Reproduce the listing exactly and skip over any pictures.

**** Input rows ****

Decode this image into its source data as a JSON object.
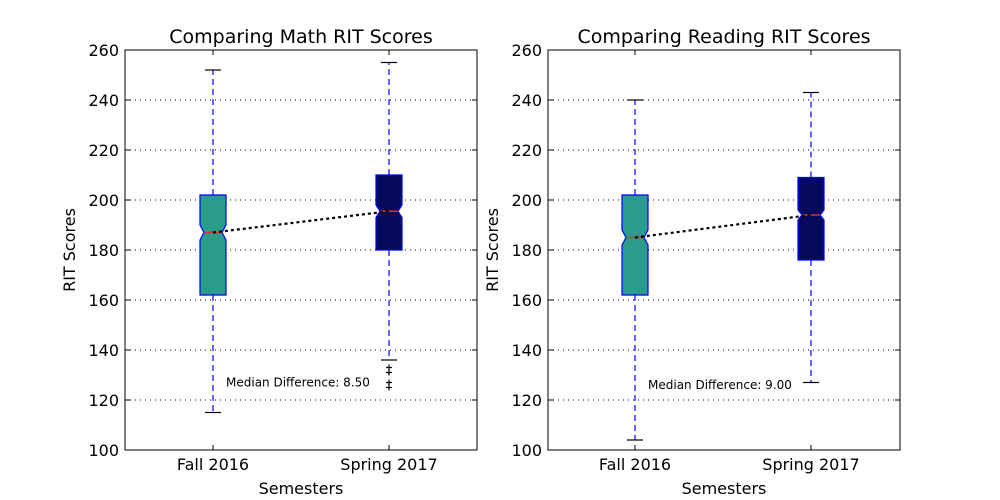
{
  "chart_data": [
    {
      "type": "boxplot",
      "title": "Comparing Math RIT Scores",
      "xlabel": "Semesters",
      "ylabel": "RIT Scores",
      "ylim": [
        100,
        260
      ],
      "yticks": [
        100,
        120,
        140,
        160,
        180,
        200,
        220,
        240,
        260
      ],
      "categories": [
        "Fall 2016",
        "Spring 2017"
      ],
      "grid": true,
      "boxes": [
        {
          "name": "Fall 2016",
          "color": "#2a9d8a",
          "whisker_low": 115,
          "q1": 162,
          "median": 187,
          "q3": 202,
          "whisker_high": 252,
          "notch_low": 184,
          "notch_high": 190,
          "outliers": []
        },
        {
          "name": "Spring 2017",
          "color": "#050a5c",
          "whisker_low": 136,
          "q1": 180,
          "median": 195.5,
          "q3": 210,
          "whisker_high": 255,
          "notch_low": 193,
          "notch_high": 198,
          "outliers": [
            133,
            131,
            127,
            125
          ]
        }
      ],
      "median_line": [
        187,
        195.5
      ],
      "annotation": "Median Difference: 8.50",
      "annotation_pos": [
        1.14,
        127
      ]
    },
    {
      "type": "boxplot",
      "title": "Comparing Reading RIT Scores",
      "xlabel": "Semesters",
      "ylabel": "RIT Scores",
      "ylim": [
        100,
        260
      ],
      "yticks": [
        100,
        120,
        140,
        160,
        180,
        200,
        220,
        240,
        260
      ],
      "categories": [
        "Fall 2016",
        "Spring 2017"
      ],
      "grid": true,
      "boxes": [
        {
          "name": "Fall 2016",
          "color": "#2a9d8a",
          "whisker_low": 104,
          "q1": 162,
          "median": 185,
          "q3": 202,
          "whisker_high": 240,
          "notch_low": 182,
          "notch_high": 188,
          "outliers": []
        },
        {
          "name": "Spring 2017",
          "color": "#050a5c",
          "whisker_low": 127,
          "q1": 176,
          "median": 194,
          "q3": 209,
          "whisker_high": 243,
          "notch_low": 192,
          "notch_high": 196,
          "outliers": []
        }
      ],
      "median_line": [
        185,
        194
      ],
      "annotation": "Median Difference: 9.00",
      "annotation_pos": [
        1.14,
        126
      ]
    }
  ]
}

****

- **Finished exercise**
Decode this image into its source data as a JSON object.
{
  "chart_data": [
    {
      "type": "boxplot",
      "title": "Comparing Math RIT Scores",
      "xlabel": "Semesters",
      "ylabel": "RIT Scores",
      "ylim": [
        100,
        260
      ],
      "yticks": [
        100,
        120,
        140,
        160,
        180,
        200,
        220,
        240,
        260
      ],
      "categories": [
        "Fall 2016",
        "Spring 2017"
      ],
      "grid": true,
      "boxes": [
        {
          "name": "Fall 2016",
          "color": "#2a9d8a",
          "whisker_low": 115,
          "q1": 162,
          "median": 187,
          "q3": 202,
          "whisker_high": 252,
          "notch_low": 184,
          "notch_high": 190,
          "outliers": []
        },
        {
          "name": "Spring 2017",
          "color": "#050a5c",
          "whisker_low": 136,
          "q1": 180,
          "median": 195.5,
          "q3": 210,
          "whisker_high": 255,
          "notch_low": 193,
          "notch_high": 198,
          "outliers": [
            133,
            131,
            127,
            125
          ]
        }
      ],
      "median_line": [
        187,
        195.5
      ],
      "annotation": "Median Difference: 8.50",
      "annotation_pos": [
        1.14,
        127
      ]
    },
    {
      "type": "boxplot",
      "title": "Comparing Reading RIT Scores",
      "xlabel": "Semesters",
      "ylabel": "RIT Scores",
      "ylim": [
        100,
        260
      ],
      "yticks": [
        100,
        120,
        140,
        160,
        180,
        200,
        220,
        240,
        260
      ],
      "categories": [
        "Fall 2016",
        "Spring 2017"
      ],
      "grid": true,
      "boxes": [
        {
          "name": "Fall 2016",
          "color": "#2a9d8a",
          "whisker_low": 104,
          "q1": 162,
          "median": 185,
          "q3": 202,
          "whisker_high": 240,
          "notch_low": 182,
          "notch_high": 188,
          "outliers": []
        },
        {
          "name": "Spring 2017",
          "color": "#050a5c",
          "whisker_low": 127,
          "q1": 176,
          "median": 194,
          "q3": 209,
          "whisker_high": 243,
          "notch_low": 192,
          "notch_high": 196,
          "outliers": []
        }
      ],
      "median_line": [
        185,
        194
      ],
      "annotation": "Median Difference: 9.00",
      "annotation_pos": [
        1.14,
        126
      ]
    }
  ]
}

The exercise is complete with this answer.